WHAT YOU ARE ASKED TO DO :: With the images removed, repeat the data below exactly.

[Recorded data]
----------
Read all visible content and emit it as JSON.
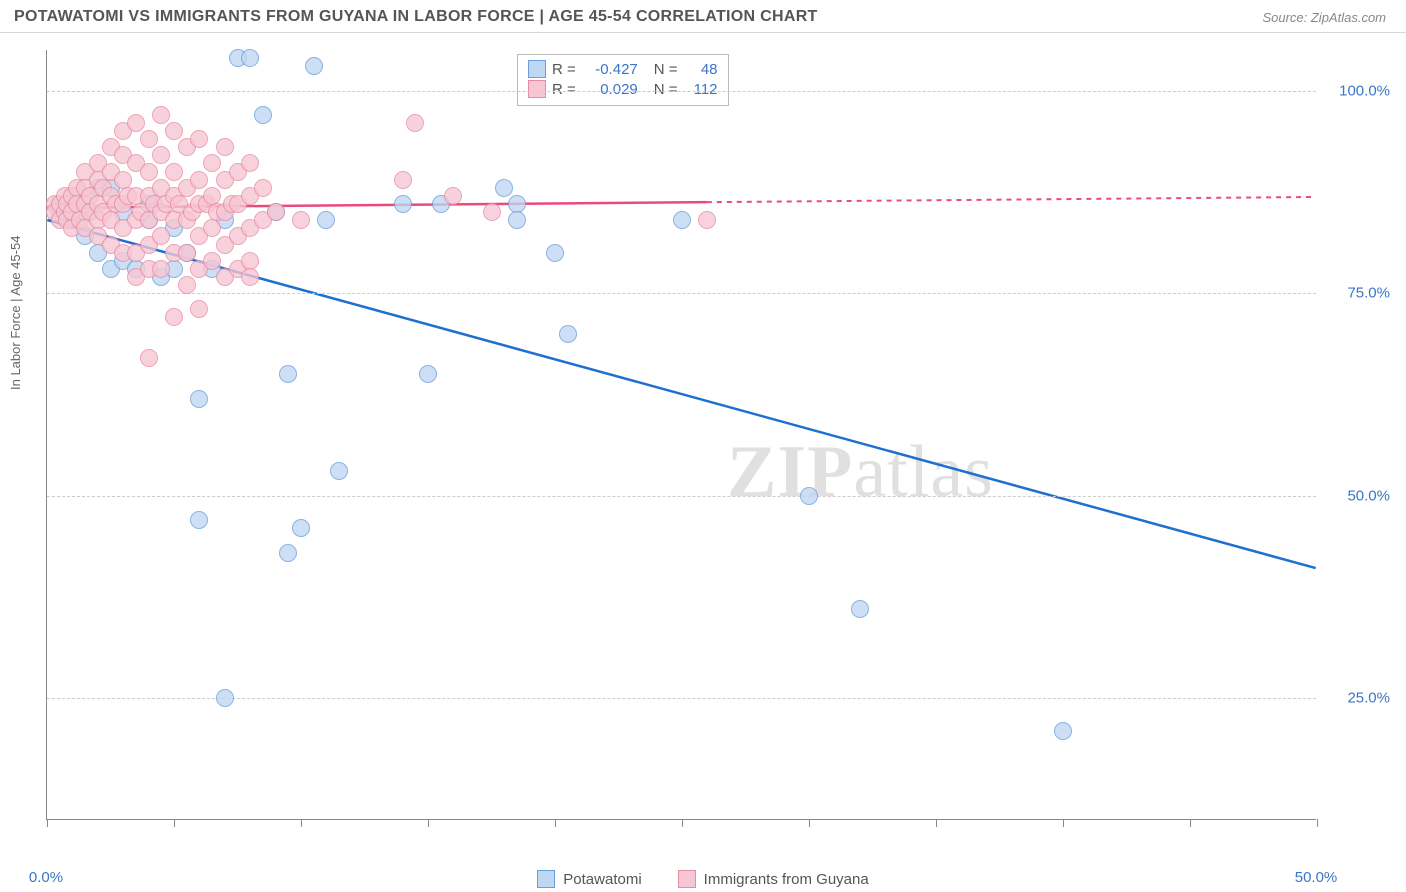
{
  "header": {
    "title": "POTAWATOMI VS IMMIGRANTS FROM GUYANA IN LABOR FORCE | AGE 45-54 CORRELATION CHART",
    "source": "Source: ZipAtlas.com"
  },
  "chart": {
    "type": "scatter",
    "ylabel": "In Labor Force | Age 45-54",
    "xlim": [
      0,
      50
    ],
    "ylim": [
      10,
      105
    ],
    "xtick_positions": [
      0,
      5,
      10,
      15,
      20,
      25,
      30,
      35,
      40,
      45,
      50
    ],
    "xtick_labels": {
      "0": "0.0%",
      "50": "50.0%"
    },
    "ytick_values": [
      25,
      50,
      75,
      100
    ],
    "ytick_labels": [
      "25.0%",
      "50.0%",
      "75.0%",
      "100.0%"
    ],
    "grid_color": "#cccccc",
    "background_color": "#ffffff",
    "series": [
      {
        "name": "Potawatomi",
        "fill_color": "#bfd7f2",
        "stroke_color": "#6a9fd8",
        "line_color": "#1f6fd0",
        "marker_radius": 9,
        "r_value": "-0.427",
        "n_value": "48",
        "regression": {
          "x1": 0,
          "y1": 84,
          "x2": 50,
          "y2": 41,
          "dash_after_x": 50
        },
        "points": [
          [
            0.5,
            86
          ],
          [
            0.5,
            85
          ],
          [
            1,
            84
          ],
          [
            1,
            87
          ],
          [
            1.5,
            85
          ],
          [
            1.5,
            82
          ],
          [
            2,
            88
          ],
          [
            2,
            80
          ],
          [
            2.5,
            78
          ],
          [
            2.5,
            88
          ],
          [
            3,
            85
          ],
          [
            3,
            79
          ],
          [
            3.5,
            78
          ],
          [
            4,
            84
          ],
          [
            4,
            86
          ],
          [
            4.5,
            77
          ],
          [
            5,
            78
          ],
          [
            5,
            83
          ],
          [
            5.5,
            80
          ],
          [
            6,
            62
          ],
          [
            6,
            47
          ],
          [
            6.5,
            78
          ],
          [
            7,
            84
          ],
          [
            7,
            25
          ],
          [
            7.5,
            104
          ],
          [
            8,
            104
          ],
          [
            8.5,
            97
          ],
          [
            9,
            85
          ],
          [
            9.5,
            43
          ],
          [
            9.5,
            65
          ],
          [
            10,
            46
          ],
          [
            10.5,
            103
          ],
          [
            11,
            84
          ],
          [
            11.5,
            53
          ],
          [
            14,
            86
          ],
          [
            15,
            65
          ],
          [
            15.5,
            86
          ],
          [
            18,
            88
          ],
          [
            18.5,
            86
          ],
          [
            18.5,
            84
          ],
          [
            20,
            80
          ],
          [
            20.5,
            70
          ],
          [
            25,
            84
          ],
          [
            30,
            50
          ],
          [
            32,
            36
          ],
          [
            40,
            21
          ]
        ]
      },
      {
        "name": "Immigrants from Guyana",
        "fill_color": "#f6c6d3",
        "stroke_color": "#e88ca5",
        "line_color": "#e94b7a",
        "marker_radius": 9,
        "r_value": "0.029",
        "n_value": "112",
        "regression": {
          "x1": 0,
          "y1": 85.5,
          "x2": 26,
          "y2": 86.2,
          "dash_after_x": 26
        },
        "points": [
          [
            0.3,
            86
          ],
          [
            0.3,
            85
          ],
          [
            0.5,
            86
          ],
          [
            0.5,
            84
          ],
          [
            0.7,
            87
          ],
          [
            0.7,
            85
          ],
          [
            0.8,
            86
          ],
          [
            0.8,
            84
          ],
          [
            1,
            87
          ],
          [
            1,
            85
          ],
          [
            1,
            83
          ],
          [
            1.2,
            88
          ],
          [
            1.2,
            86
          ],
          [
            1.3,
            84
          ],
          [
            1.5,
            90
          ],
          [
            1.5,
            88
          ],
          [
            1.5,
            86
          ],
          [
            1.5,
            83
          ],
          [
            1.7,
            87
          ],
          [
            1.7,
            85
          ],
          [
            2,
            91
          ],
          [
            2,
            89
          ],
          [
            2,
            86
          ],
          [
            2,
            84
          ],
          [
            2,
            82
          ],
          [
            2.2,
            88
          ],
          [
            2.2,
            85
          ],
          [
            2.5,
            93
          ],
          [
            2.5,
            90
          ],
          [
            2.5,
            87
          ],
          [
            2.5,
            84
          ],
          [
            2.5,
            81
          ],
          [
            2.7,
            86
          ],
          [
            3,
            95
          ],
          [
            3,
            92
          ],
          [
            3,
            89
          ],
          [
            3,
            86
          ],
          [
            3,
            83
          ],
          [
            3,
            80
          ],
          [
            3.2,
            87
          ],
          [
            3.5,
            96
          ],
          [
            3.5,
            91
          ],
          [
            3.5,
            87
          ],
          [
            3.5,
            84
          ],
          [
            3.5,
            80
          ],
          [
            3.5,
            77
          ],
          [
            3.7,
            85
          ],
          [
            4,
            94
          ],
          [
            4,
            90
          ],
          [
            4,
            87
          ],
          [
            4,
            84
          ],
          [
            4,
            81
          ],
          [
            4,
            78
          ],
          [
            4,
            67
          ],
          [
            4.2,
            86
          ],
          [
            4.5,
            97
          ],
          [
            4.5,
            92
          ],
          [
            4.5,
            88
          ],
          [
            4.5,
            85
          ],
          [
            4.5,
            82
          ],
          [
            4.5,
            78
          ],
          [
            4.7,
            86
          ],
          [
            5,
            95
          ],
          [
            5,
            90
          ],
          [
            5,
            87
          ],
          [
            5,
            84
          ],
          [
            5,
            80
          ],
          [
            5,
            72
          ],
          [
            5.2,
            86
          ],
          [
            5.5,
            93
          ],
          [
            5.5,
            88
          ],
          [
            5.5,
            84
          ],
          [
            5.5,
            80
          ],
          [
            5.5,
            76
          ],
          [
            5.7,
            85
          ],
          [
            6,
            94
          ],
          [
            6,
            89
          ],
          [
            6,
            86
          ],
          [
            6,
            82
          ],
          [
            6,
            78
          ],
          [
            6,
            73
          ],
          [
            6.3,
            86
          ],
          [
            6.5,
            91
          ],
          [
            6.5,
            87
          ],
          [
            6.5,
            83
          ],
          [
            6.5,
            79
          ],
          [
            6.7,
            85
          ],
          [
            7,
            93
          ],
          [
            7,
            89
          ],
          [
            7,
            85
          ],
          [
            7,
            81
          ],
          [
            7,
            77
          ],
          [
            7.3,
            86
          ],
          [
            7.5,
            90
          ],
          [
            7.5,
            86
          ],
          [
            7.5,
            82
          ],
          [
            7.5,
            78
          ],
          [
            8,
            91
          ],
          [
            8,
            87
          ],
          [
            8,
            83
          ],
          [
            8,
            79
          ],
          [
            8,
            77
          ],
          [
            8.5,
            88
          ],
          [
            8.5,
            84
          ],
          [
            9,
            85
          ],
          [
            10,
            84
          ],
          [
            14,
            89
          ],
          [
            14.5,
            96
          ],
          [
            16,
            87
          ],
          [
            17.5,
            85
          ],
          [
            26,
            84
          ]
        ]
      }
    ]
  },
  "legend_bottom": [
    {
      "label": "Potawatomi",
      "fill": "#bfd7f2",
      "stroke": "#6a9fd8"
    },
    {
      "label": "Immigrants from Guyana",
      "fill": "#f6c6d3",
      "stroke": "#e88ca5"
    }
  ],
  "watermark": {
    "bold": "ZIP",
    "rest": "atlas"
  }
}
----------
OUTPUT FOR THIS EXERCISE ::
Read all visible content and emit it as JSON.
{
  "header": {
    "title": "POTAWATOMI VS IMMIGRANTS FROM GUYANA IN LABOR FORCE | AGE 45-54 CORRELATION CHART",
    "source": "Source: ZipAtlas.com"
  },
  "chart": {
    "type": "scatter",
    "ylabel": "In Labor Force | Age 45-54",
    "xlim": [
      0,
      50
    ],
    "ylim": [
      10,
      105
    ],
    "xtick_positions": [
      0,
      5,
      10,
      15,
      20,
      25,
      30,
      35,
      40,
      45,
      50
    ],
    "xtick_labels": {
      "0": "0.0%",
      "50": "50.0%"
    },
    "ytick_values": [
      25,
      50,
      75,
      100
    ],
    "ytick_labels": [
      "25.0%",
      "50.0%",
      "75.0%",
      "100.0%"
    ],
    "grid_color": "#cccccc",
    "background_color": "#ffffff",
    "series": [
      {
        "name": "Potawatomi",
        "fill_color": "#bfd7f2",
        "stroke_color": "#6a9fd8",
        "line_color": "#1f6fd0",
        "marker_radius": 9,
        "r_value": "-0.427",
        "n_value": "48",
        "regression": {
          "x1": 0,
          "y1": 84,
          "x2": 50,
          "y2": 41,
          "dash_after_x": 50
        },
        "points": [
          [
            0.5,
            86
          ],
          [
            0.5,
            85
          ],
          [
            1,
            84
          ],
          [
            1,
            87
          ],
          [
            1.5,
            85
          ],
          [
            1.5,
            82
          ],
          [
            2,
            88
          ],
          [
            2,
            80
          ],
          [
            2.5,
            78
          ],
          [
            2.5,
            88
          ],
          [
            3,
            85
          ],
          [
            3,
            79
          ],
          [
            3.5,
            78
          ],
          [
            4,
            84
          ],
          [
            4,
            86
          ],
          [
            4.5,
            77
          ],
          [
            5,
            78
          ],
          [
            5,
            83
          ],
          [
            5.5,
            80
          ],
          [
            6,
            62
          ],
          [
            6,
            47
          ],
          [
            6.5,
            78
          ],
          [
            7,
            84
          ],
          [
            7,
            25
          ],
          [
            7.5,
            104
          ],
          [
            8,
            104
          ],
          [
            8.5,
            97
          ],
          [
            9,
            85
          ],
          [
            9.5,
            43
          ],
          [
            9.5,
            65
          ],
          [
            10,
            46
          ],
          [
            10.5,
            103
          ],
          [
            11,
            84
          ],
          [
            11.5,
            53
          ],
          [
            14,
            86
          ],
          [
            15,
            65
          ],
          [
            15.5,
            86
          ],
          [
            18,
            88
          ],
          [
            18.5,
            86
          ],
          [
            18.5,
            84
          ],
          [
            20,
            80
          ],
          [
            20.5,
            70
          ],
          [
            25,
            84
          ],
          [
            30,
            50
          ],
          [
            32,
            36
          ],
          [
            40,
            21
          ]
        ]
      },
      {
        "name": "Immigrants from Guyana",
        "fill_color": "#f6c6d3",
        "stroke_color": "#e88ca5",
        "line_color": "#e94b7a",
        "marker_radius": 9,
        "r_value": "0.029",
        "n_value": "112",
        "regression": {
          "x1": 0,
          "y1": 85.5,
          "x2": 26,
          "y2": 86.2,
          "dash_after_x": 26
        },
        "points": [
          [
            0.3,
            86
          ],
          [
            0.3,
            85
          ],
          [
            0.5,
            86
          ],
          [
            0.5,
            84
          ],
          [
            0.7,
            87
          ],
          [
            0.7,
            85
          ],
          [
            0.8,
            86
          ],
          [
            0.8,
            84
          ],
          [
            1,
            87
          ],
          [
            1,
            85
          ],
          [
            1,
            83
          ],
          [
            1.2,
            88
          ],
          [
            1.2,
            86
          ],
          [
            1.3,
            84
          ],
          [
            1.5,
            90
          ],
          [
            1.5,
            88
          ],
          [
            1.5,
            86
          ],
          [
            1.5,
            83
          ],
          [
            1.7,
            87
          ],
          [
            1.7,
            85
          ],
          [
            2,
            91
          ],
          [
            2,
            89
          ],
          [
            2,
            86
          ],
          [
            2,
            84
          ],
          [
            2,
            82
          ],
          [
            2.2,
            88
          ],
          [
            2.2,
            85
          ],
          [
            2.5,
            93
          ],
          [
            2.5,
            90
          ],
          [
            2.5,
            87
          ],
          [
            2.5,
            84
          ],
          [
            2.5,
            81
          ],
          [
            2.7,
            86
          ],
          [
            3,
            95
          ],
          [
            3,
            92
          ],
          [
            3,
            89
          ],
          [
            3,
            86
          ],
          [
            3,
            83
          ],
          [
            3,
            80
          ],
          [
            3.2,
            87
          ],
          [
            3.5,
            96
          ],
          [
            3.5,
            91
          ],
          [
            3.5,
            87
          ],
          [
            3.5,
            84
          ],
          [
            3.5,
            80
          ],
          [
            3.5,
            77
          ],
          [
            3.7,
            85
          ],
          [
            4,
            94
          ],
          [
            4,
            90
          ],
          [
            4,
            87
          ],
          [
            4,
            84
          ],
          [
            4,
            81
          ],
          [
            4,
            78
          ],
          [
            4,
            67
          ],
          [
            4.2,
            86
          ],
          [
            4.5,
            97
          ],
          [
            4.5,
            92
          ],
          [
            4.5,
            88
          ],
          [
            4.5,
            85
          ],
          [
            4.5,
            82
          ],
          [
            4.5,
            78
          ],
          [
            4.7,
            86
          ],
          [
            5,
            95
          ],
          [
            5,
            90
          ],
          [
            5,
            87
          ],
          [
            5,
            84
          ],
          [
            5,
            80
          ],
          [
            5,
            72
          ],
          [
            5.2,
            86
          ],
          [
            5.5,
            93
          ],
          [
            5.5,
            88
          ],
          [
            5.5,
            84
          ],
          [
            5.5,
            80
          ],
          [
            5.5,
            76
          ],
          [
            5.7,
            85
          ],
          [
            6,
            94
          ],
          [
            6,
            89
          ],
          [
            6,
            86
          ],
          [
            6,
            82
          ],
          [
            6,
            78
          ],
          [
            6,
            73
          ],
          [
            6.3,
            86
          ],
          [
            6.5,
            91
          ],
          [
            6.5,
            87
          ],
          [
            6.5,
            83
          ],
          [
            6.5,
            79
          ],
          [
            6.7,
            85
          ],
          [
            7,
            93
          ],
          [
            7,
            89
          ],
          [
            7,
            85
          ],
          [
            7,
            81
          ],
          [
            7,
            77
          ],
          [
            7.3,
            86
          ],
          [
            7.5,
            90
          ],
          [
            7.5,
            86
          ],
          [
            7.5,
            82
          ],
          [
            7.5,
            78
          ],
          [
            8,
            91
          ],
          [
            8,
            87
          ],
          [
            8,
            83
          ],
          [
            8,
            79
          ],
          [
            8,
            77
          ],
          [
            8.5,
            88
          ],
          [
            8.5,
            84
          ],
          [
            9,
            85
          ],
          [
            10,
            84
          ],
          [
            14,
            89
          ],
          [
            14.5,
            96
          ],
          [
            16,
            87
          ],
          [
            17.5,
            85
          ],
          [
            26,
            84
          ]
        ]
      }
    ]
  },
  "legend_bottom": [
    {
      "label": "Potawatomi",
      "fill": "#bfd7f2",
      "stroke": "#6a9fd8"
    },
    {
      "label": "Immigrants from Guyana",
      "fill": "#f6c6d3",
      "stroke": "#e88ca5"
    }
  ],
  "watermark": {
    "bold": "ZIP",
    "rest": "atlas"
  }
}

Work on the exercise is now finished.